● **RECORD LIST**:
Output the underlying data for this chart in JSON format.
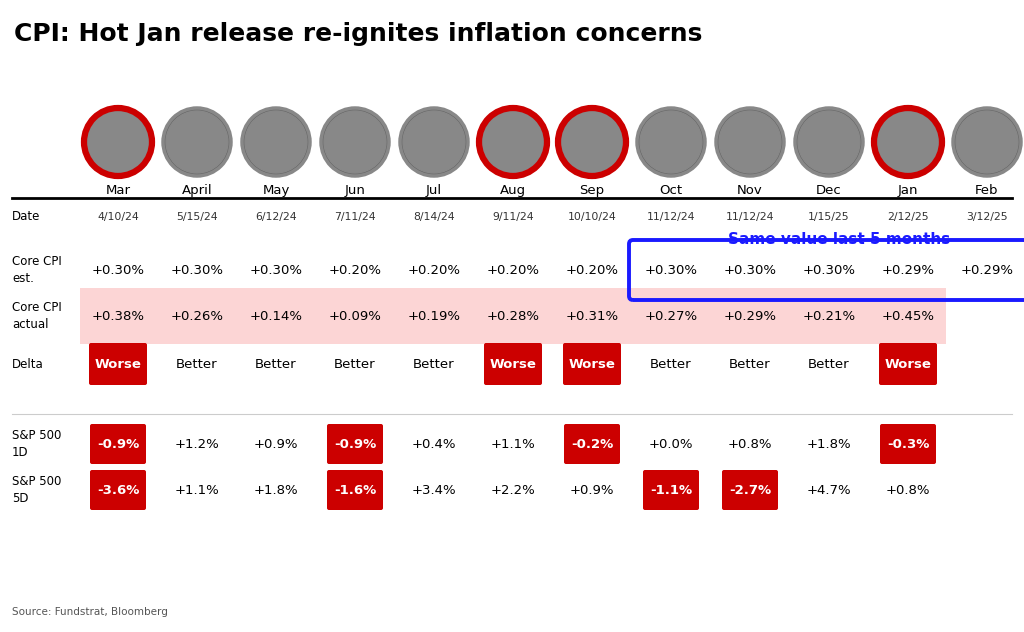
{
  "title": "CPI: Hot Jan release re-ignites inflation concerns",
  "months": [
    "Mar",
    "April",
    "May",
    "Jun",
    "Jul",
    "Aug",
    "Sep",
    "Oct",
    "Nov",
    "Dec",
    "Jan",
    "Feb"
  ],
  "dates": [
    "4/10/24",
    "5/15/24",
    "6/12/24",
    "7/11/24",
    "8/14/24",
    "9/11/24",
    "10/10/24",
    "11/12/24",
    "11/12/24",
    "1/15/25",
    "2/12/25",
    "3/12/25"
  ],
  "core_cpi_est": [
    "+0.30%",
    "+0.30%",
    "+0.30%",
    "+0.20%",
    "+0.20%",
    "+0.20%",
    "+0.20%",
    "+0.30%",
    "+0.30%",
    "+0.30%",
    "+0.29%",
    "+0.29%"
  ],
  "core_cpi_actual": [
    "+0.38%",
    "+0.26%",
    "+0.14%",
    "+0.09%",
    "+0.19%",
    "+0.28%",
    "+0.31%",
    "+0.27%",
    "+0.29%",
    "+0.21%",
    "+0.45%",
    ""
  ],
  "delta": [
    "Worse",
    "Better",
    "Better",
    "Better",
    "Better",
    "Worse",
    "Worse",
    "Better",
    "Better",
    "Better",
    "Worse",
    ""
  ],
  "delta_worse": [
    true,
    false,
    false,
    false,
    false,
    true,
    true,
    false,
    false,
    false,
    true,
    false
  ],
  "sp500_1d": [
    "-0.9%",
    "+1.2%",
    "+0.9%",
    "-0.9%",
    "+0.4%",
    "+1.1%",
    "-0.2%",
    "+0.0%",
    "+0.8%",
    "+1.8%",
    "-0.3%",
    ""
  ],
  "sp500_1d_red": [
    true,
    false,
    false,
    true,
    false,
    false,
    true,
    false,
    false,
    false,
    true,
    false
  ],
  "sp500_5d": [
    "-3.6%",
    "+1.1%",
    "+1.8%",
    "-1.6%",
    "+3.4%",
    "+2.2%",
    "+0.9%",
    "-1.1%",
    "-2.7%",
    "+4.7%",
    "+0.8%",
    ""
  ],
  "sp500_5d_red": [
    true,
    false,
    false,
    true,
    false,
    false,
    false,
    true,
    true,
    false,
    false,
    false
  ],
  "hot_months": [
    0,
    5,
    6,
    10
  ],
  "same_value_annotation": "Same value last 5 months",
  "source_text": "Source: Fundstrat, Bloomberg",
  "bg_color": "#ffffff",
  "title_color": "#000000",
  "red_color": "#cc0000",
  "blue_color": "#1a1aff",
  "pink_row_color": "#fcd5d5",
  "avatar_bg_dark": "#555555",
  "avatar_bg_light": "#888888"
}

● **SHORT TASK**: Repeat each line of the records above exactly, but do not copy the pictures.

● **RESPONSE**:
Output the underlying data for this chart in JSON format.
{
  "title": "CPI: Hot Jan release re-ignites inflation concerns",
  "months": [
    "Mar",
    "April",
    "May",
    "Jun",
    "Jul",
    "Aug",
    "Sep",
    "Oct",
    "Nov",
    "Dec",
    "Jan",
    "Feb"
  ],
  "dates": [
    "4/10/24",
    "5/15/24",
    "6/12/24",
    "7/11/24",
    "8/14/24",
    "9/11/24",
    "10/10/24",
    "11/12/24",
    "11/12/24",
    "1/15/25",
    "2/12/25",
    "3/12/25"
  ],
  "core_cpi_est": [
    "+0.30%",
    "+0.30%",
    "+0.30%",
    "+0.20%",
    "+0.20%",
    "+0.20%",
    "+0.20%",
    "+0.30%",
    "+0.30%",
    "+0.30%",
    "+0.29%",
    "+0.29%"
  ],
  "core_cpi_actual": [
    "+0.38%",
    "+0.26%",
    "+0.14%",
    "+0.09%",
    "+0.19%",
    "+0.28%",
    "+0.31%",
    "+0.27%",
    "+0.29%",
    "+0.21%",
    "+0.45%",
    ""
  ],
  "delta": [
    "Worse",
    "Better",
    "Better",
    "Better",
    "Better",
    "Worse",
    "Worse",
    "Better",
    "Better",
    "Better",
    "Worse",
    ""
  ],
  "delta_worse": [
    true,
    false,
    false,
    false,
    false,
    true,
    true,
    false,
    false,
    false,
    true,
    false
  ],
  "sp500_1d": [
    "-0.9%",
    "+1.2%",
    "+0.9%",
    "-0.9%",
    "+0.4%",
    "+1.1%",
    "-0.2%",
    "+0.0%",
    "+0.8%",
    "+1.8%",
    "-0.3%",
    ""
  ],
  "sp500_1d_red": [
    true,
    false,
    false,
    true,
    false,
    false,
    true,
    false,
    false,
    false,
    true,
    false
  ],
  "sp500_5d": [
    "-3.6%",
    "+1.1%",
    "+1.8%",
    "-1.6%",
    "+3.4%",
    "+2.2%",
    "+0.9%",
    "-1.1%",
    "-2.7%",
    "+4.7%",
    "+0.8%",
    ""
  ],
  "sp500_5d_red": [
    true,
    false,
    false,
    true,
    false,
    false,
    false,
    true,
    true,
    false,
    false,
    false
  ],
  "hot_months": [
    0,
    5,
    6,
    10
  ],
  "same_value_annotation": "Same value last 5 months",
  "source_text": "Source: Fundstrat, Bloomberg",
  "bg_color": "#ffffff",
  "title_color": "#000000",
  "red_color": "#cc0000",
  "blue_color": "#1a1aff",
  "pink_row_color": "#fcd5d5",
  "avatar_bg_dark": "#555555",
  "avatar_bg_light": "#888888"
}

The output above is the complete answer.